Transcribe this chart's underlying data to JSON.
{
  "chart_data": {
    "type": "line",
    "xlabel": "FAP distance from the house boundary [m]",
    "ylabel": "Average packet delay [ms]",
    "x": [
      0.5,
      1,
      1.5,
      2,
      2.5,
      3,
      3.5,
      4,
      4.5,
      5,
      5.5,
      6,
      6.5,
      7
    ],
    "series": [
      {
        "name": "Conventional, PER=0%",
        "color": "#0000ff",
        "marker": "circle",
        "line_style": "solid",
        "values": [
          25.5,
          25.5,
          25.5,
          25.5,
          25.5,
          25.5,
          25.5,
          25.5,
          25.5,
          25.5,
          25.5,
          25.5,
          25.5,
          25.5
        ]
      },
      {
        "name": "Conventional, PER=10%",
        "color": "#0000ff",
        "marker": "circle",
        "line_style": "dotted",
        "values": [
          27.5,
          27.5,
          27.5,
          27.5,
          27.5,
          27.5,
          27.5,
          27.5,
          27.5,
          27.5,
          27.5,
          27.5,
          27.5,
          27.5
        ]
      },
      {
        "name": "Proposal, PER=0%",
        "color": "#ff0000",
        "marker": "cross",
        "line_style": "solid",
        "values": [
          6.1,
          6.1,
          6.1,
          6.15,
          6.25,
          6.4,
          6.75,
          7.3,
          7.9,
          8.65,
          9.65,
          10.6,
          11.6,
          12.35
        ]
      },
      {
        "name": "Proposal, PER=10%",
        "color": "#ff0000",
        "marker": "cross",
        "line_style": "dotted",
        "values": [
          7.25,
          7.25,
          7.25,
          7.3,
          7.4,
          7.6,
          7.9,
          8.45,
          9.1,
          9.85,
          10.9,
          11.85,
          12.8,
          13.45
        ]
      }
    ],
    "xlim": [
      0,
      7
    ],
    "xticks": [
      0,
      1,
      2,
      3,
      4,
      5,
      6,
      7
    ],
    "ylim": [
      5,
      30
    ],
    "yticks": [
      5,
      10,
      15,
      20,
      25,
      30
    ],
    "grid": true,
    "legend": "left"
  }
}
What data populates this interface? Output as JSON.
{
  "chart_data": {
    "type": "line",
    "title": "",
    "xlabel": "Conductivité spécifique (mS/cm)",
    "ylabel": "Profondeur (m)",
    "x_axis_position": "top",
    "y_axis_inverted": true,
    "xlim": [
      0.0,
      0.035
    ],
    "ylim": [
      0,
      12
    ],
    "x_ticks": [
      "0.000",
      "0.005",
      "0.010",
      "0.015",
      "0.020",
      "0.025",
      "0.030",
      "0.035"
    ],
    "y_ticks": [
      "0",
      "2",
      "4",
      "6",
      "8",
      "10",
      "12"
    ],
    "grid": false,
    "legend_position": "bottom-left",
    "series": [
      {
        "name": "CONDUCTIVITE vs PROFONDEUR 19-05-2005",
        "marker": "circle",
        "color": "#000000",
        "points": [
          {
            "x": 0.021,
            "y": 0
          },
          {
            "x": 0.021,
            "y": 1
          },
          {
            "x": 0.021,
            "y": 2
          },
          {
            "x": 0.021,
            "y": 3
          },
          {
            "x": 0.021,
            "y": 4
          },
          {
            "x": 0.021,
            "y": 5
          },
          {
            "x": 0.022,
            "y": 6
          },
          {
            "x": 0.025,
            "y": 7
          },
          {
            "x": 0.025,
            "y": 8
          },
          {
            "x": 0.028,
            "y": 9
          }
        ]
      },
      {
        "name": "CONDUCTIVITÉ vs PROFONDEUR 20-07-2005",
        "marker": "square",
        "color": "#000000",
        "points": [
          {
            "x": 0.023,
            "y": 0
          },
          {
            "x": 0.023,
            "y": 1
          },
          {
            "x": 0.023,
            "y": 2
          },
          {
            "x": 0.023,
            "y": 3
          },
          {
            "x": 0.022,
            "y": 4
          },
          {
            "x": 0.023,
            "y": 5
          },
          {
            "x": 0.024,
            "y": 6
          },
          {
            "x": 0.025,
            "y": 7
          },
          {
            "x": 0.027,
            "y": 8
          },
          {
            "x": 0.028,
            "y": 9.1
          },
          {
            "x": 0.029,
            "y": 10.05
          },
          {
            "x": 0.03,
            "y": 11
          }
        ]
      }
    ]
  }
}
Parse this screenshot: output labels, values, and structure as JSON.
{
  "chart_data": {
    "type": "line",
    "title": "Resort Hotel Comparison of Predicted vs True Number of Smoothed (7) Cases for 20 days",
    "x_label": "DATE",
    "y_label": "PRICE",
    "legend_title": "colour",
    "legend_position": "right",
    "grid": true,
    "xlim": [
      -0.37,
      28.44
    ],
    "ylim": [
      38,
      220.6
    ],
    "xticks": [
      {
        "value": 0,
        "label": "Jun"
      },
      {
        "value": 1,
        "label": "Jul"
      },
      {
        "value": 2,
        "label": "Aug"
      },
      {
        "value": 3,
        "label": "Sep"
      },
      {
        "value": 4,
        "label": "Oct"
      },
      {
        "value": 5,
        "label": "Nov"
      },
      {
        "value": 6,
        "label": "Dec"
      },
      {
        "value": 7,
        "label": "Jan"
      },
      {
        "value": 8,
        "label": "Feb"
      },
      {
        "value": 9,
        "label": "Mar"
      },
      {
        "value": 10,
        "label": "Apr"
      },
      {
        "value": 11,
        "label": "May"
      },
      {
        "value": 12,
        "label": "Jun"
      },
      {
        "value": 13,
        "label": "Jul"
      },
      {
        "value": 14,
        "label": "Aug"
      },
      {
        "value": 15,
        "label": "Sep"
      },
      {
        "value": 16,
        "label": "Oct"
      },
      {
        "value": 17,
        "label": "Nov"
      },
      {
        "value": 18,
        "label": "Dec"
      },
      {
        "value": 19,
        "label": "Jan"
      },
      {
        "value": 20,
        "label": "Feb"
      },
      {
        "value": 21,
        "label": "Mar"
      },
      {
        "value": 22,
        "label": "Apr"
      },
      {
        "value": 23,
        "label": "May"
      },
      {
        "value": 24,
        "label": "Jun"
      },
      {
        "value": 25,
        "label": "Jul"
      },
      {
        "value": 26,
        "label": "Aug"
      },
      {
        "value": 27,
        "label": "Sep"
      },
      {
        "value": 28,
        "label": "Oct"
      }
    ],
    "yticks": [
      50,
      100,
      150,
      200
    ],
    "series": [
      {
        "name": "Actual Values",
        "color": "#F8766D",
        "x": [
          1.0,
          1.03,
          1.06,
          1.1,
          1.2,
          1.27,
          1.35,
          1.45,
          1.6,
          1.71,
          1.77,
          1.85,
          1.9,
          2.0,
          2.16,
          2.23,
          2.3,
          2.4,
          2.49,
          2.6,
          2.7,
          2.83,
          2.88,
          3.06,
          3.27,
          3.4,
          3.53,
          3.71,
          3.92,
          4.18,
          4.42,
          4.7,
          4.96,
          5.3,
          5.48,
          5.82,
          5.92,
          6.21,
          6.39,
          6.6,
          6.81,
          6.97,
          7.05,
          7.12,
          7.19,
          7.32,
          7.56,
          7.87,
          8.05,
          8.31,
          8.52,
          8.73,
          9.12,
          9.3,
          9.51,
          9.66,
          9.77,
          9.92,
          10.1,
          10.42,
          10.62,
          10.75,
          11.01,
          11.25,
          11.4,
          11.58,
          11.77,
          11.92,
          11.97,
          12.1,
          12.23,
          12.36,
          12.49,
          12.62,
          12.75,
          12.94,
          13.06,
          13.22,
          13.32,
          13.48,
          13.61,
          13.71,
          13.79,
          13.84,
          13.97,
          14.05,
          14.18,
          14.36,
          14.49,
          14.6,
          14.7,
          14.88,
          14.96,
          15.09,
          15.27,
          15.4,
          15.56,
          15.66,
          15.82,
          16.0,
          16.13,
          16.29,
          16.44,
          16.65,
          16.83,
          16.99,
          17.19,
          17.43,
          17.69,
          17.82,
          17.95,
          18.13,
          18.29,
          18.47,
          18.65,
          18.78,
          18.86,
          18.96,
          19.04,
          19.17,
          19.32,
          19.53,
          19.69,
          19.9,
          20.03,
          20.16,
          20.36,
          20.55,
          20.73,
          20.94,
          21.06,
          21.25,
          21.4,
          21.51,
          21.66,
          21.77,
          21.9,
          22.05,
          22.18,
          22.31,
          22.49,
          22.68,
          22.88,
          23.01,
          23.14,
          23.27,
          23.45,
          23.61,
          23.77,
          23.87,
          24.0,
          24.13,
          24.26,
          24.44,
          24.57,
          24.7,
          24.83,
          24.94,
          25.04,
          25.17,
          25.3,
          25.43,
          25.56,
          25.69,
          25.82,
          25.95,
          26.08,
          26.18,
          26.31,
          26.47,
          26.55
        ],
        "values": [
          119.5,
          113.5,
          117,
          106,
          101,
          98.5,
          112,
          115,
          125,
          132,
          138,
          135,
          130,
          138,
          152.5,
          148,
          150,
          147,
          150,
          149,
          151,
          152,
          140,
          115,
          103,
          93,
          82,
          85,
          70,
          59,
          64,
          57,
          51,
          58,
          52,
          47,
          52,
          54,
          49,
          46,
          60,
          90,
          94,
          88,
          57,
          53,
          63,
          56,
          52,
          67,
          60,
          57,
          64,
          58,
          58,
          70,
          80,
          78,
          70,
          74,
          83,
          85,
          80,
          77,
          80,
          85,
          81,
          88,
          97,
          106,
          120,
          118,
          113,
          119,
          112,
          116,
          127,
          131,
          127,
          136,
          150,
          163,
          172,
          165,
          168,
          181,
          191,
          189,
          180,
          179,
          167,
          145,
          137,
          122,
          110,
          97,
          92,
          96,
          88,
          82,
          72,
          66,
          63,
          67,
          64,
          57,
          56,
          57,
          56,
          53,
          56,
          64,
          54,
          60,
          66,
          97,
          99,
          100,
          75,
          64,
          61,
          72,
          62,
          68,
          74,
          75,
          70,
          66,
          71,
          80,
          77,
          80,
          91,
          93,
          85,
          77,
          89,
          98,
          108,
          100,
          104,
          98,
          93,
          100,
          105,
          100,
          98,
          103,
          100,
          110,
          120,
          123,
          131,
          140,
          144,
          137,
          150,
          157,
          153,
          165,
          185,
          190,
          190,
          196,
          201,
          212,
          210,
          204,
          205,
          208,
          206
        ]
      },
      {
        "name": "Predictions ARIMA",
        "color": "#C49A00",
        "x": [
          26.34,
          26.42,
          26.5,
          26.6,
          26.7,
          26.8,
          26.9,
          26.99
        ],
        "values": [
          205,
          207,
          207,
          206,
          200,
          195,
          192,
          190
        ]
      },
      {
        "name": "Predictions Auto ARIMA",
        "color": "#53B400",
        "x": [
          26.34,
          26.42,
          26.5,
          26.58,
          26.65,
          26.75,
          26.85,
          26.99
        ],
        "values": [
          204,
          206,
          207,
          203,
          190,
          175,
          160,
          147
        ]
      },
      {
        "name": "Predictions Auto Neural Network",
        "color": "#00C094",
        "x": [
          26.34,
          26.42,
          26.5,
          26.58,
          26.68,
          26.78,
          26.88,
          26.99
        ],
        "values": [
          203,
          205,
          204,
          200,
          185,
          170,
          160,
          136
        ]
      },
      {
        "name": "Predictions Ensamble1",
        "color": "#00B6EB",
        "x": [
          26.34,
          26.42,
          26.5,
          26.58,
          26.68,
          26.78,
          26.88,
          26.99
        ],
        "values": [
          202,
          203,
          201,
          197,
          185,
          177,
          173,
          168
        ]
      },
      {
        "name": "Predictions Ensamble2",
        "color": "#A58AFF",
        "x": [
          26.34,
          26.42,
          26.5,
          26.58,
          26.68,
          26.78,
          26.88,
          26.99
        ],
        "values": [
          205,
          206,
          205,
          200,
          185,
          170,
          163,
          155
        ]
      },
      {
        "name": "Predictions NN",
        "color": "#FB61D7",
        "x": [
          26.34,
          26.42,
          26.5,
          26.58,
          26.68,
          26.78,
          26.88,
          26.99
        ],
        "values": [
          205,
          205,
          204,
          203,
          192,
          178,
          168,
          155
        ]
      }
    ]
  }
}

______

TASK BRIEF
Among the entries above, identify all lines with "Predictions" and copy them.

RESPONSE TO THE EXERCISE
        "name": "Predictions ARIMA",
        "name": "Predictions Auto ARIMA",
        "name": "Predictions Auto Neural Network",
        "name": "Predictions Ensamble1",
        "name": "Predictions Ensamble2",
        "name": "Predictions NN",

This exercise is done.